═══ MATERIAL SUPPLIED ═══

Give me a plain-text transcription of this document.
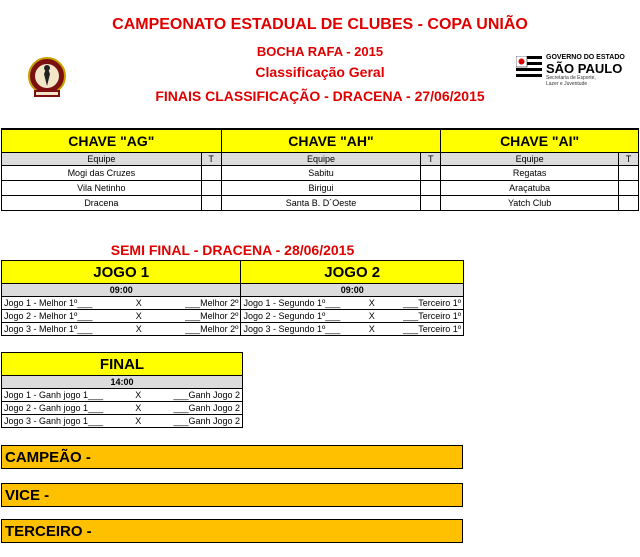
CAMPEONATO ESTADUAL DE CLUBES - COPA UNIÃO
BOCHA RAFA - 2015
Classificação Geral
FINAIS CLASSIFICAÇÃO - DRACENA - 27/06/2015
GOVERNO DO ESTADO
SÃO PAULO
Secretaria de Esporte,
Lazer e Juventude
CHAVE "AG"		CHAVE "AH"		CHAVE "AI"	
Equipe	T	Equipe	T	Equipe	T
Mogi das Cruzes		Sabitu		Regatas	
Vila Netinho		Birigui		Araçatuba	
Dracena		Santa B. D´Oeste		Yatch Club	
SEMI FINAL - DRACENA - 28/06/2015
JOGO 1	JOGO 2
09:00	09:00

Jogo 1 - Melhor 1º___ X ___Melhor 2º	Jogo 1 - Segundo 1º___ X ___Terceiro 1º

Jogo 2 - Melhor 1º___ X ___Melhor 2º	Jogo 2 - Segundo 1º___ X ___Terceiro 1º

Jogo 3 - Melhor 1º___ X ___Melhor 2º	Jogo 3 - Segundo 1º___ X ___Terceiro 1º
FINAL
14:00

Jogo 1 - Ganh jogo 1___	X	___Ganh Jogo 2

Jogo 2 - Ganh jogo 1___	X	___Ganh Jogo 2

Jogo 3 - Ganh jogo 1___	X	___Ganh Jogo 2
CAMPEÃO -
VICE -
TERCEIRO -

═══
═══ MATERIAL SUPPLIED ═══

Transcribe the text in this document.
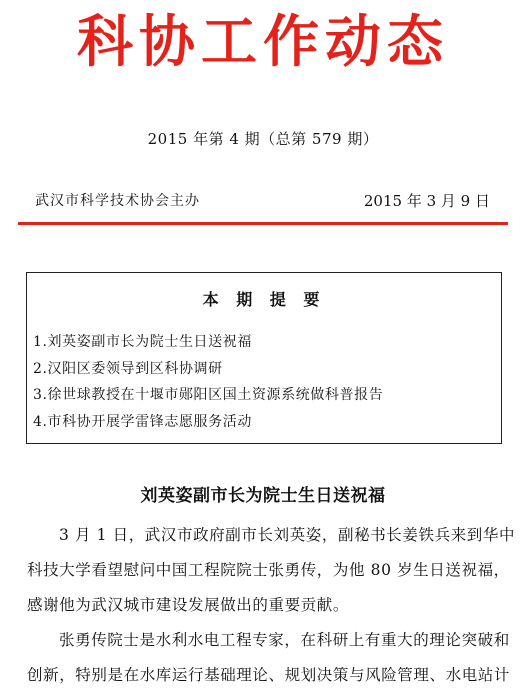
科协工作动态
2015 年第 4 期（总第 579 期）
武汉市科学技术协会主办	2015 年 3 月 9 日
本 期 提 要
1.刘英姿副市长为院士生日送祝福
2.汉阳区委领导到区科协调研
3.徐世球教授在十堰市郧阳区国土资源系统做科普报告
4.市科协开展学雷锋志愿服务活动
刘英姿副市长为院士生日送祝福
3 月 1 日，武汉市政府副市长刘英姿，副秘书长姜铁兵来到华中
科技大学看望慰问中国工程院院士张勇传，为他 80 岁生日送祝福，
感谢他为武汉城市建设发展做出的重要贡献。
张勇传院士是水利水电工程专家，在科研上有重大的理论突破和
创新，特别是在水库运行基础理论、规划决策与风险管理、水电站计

═══

Search the data above for the word "text", then gather each line in which it appears.

Give me a plain-text transcription of this document.
Transcribe the text in this document.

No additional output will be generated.